■ **PROBLEM TO SOLVE**
Copy every line of the material below word for word.

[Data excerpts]
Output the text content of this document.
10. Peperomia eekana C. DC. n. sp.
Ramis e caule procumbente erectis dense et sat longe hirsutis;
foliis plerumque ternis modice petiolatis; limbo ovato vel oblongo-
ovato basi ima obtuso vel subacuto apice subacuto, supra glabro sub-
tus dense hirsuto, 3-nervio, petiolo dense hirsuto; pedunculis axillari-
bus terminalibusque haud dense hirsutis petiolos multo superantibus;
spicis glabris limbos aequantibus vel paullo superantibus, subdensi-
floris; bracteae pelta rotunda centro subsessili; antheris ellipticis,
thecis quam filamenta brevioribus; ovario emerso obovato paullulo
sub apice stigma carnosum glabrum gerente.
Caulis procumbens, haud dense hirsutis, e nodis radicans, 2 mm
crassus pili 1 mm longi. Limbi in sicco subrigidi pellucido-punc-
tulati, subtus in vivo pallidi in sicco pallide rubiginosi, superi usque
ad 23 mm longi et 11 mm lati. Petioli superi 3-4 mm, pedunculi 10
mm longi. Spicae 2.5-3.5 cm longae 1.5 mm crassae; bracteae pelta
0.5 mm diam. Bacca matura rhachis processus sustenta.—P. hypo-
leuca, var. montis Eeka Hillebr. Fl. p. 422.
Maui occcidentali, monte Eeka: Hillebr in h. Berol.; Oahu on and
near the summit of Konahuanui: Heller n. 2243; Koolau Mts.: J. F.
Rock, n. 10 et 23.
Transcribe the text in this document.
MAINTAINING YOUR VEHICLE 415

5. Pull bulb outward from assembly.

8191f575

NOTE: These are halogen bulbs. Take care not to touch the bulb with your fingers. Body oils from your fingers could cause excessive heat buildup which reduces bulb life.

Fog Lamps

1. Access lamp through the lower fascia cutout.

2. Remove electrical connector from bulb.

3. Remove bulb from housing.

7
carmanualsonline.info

■ **RESPONSE BELOW**
Output the text content of this document.
10. Peperomia eekana C. DC. n. sp.
Ramis e caule procumbente erectis dense et sat longe hirsutis;
foliis plerumque ternis modice petiolatis; limbo ovato vel oblongo-
ovato basi ima obtuso vel subacuto apice subacuto, supra glabro sub-
tus dense hirsuto, 3-nervio, petiolo dense hirsuto; pedunculis axillari-
bus terminalibusque haud dense hirsutis petiolos multo superantibus;
spicis glabris limbos aequantibus vel paullo superantibus, subdensi-
floris; bracteae pelta rotunda centro subsessili; antheris ellipticis,
thecis quam filamenta brevioribus; ovario emerso obovato paullulo
sub apice stigma carnosum glabrum gerente.
Caulis procumbens, haud dense hirsutis, e nodis radicans, 2 mm
crassus pili 1 mm longi. Limbi in sicco subrigidi pellucido-punc-
tulati, subtus in vivo pallidi in sicco pallide rubiginosi, superi usque
ad 23 mm longi et 11 mm lati. Petioli superi 3-4 mm, pedunculi 10
mm longi. Spicae 2.5-3.5 cm longae 1.5 mm crassae; bracteae pelta
0.5 mm diam. Bacca matura rhachis processus sustenta.—P. hypo-
leuca, var. montis Eeka Hillebr. Fl. p. 422.
Maui occcidentali, monte Eeka: Hillebr in h. Berol.; Oahu on and
near the summit of Konahuanui: Heller n. 2243; Koolau Mts.: J. F.
Rock, n. 10 et 23.
Transcribe the text in this document.
MAINTAINING YOUR VEHICLE 415

5. Pull bulb outward from assembly.

8191f575

NOTE: These are halogen bulbs. Take care not to touch the bulb with your fingers. Body oils from your fingers could cause excessive heat buildup which reduces bulb life.

Fog Lamps

1. Access lamp through the lower fascia cutout.

2. Remove electrical connector from bulb.

3. Remove bulb from housing.

7
carmanualsonline.info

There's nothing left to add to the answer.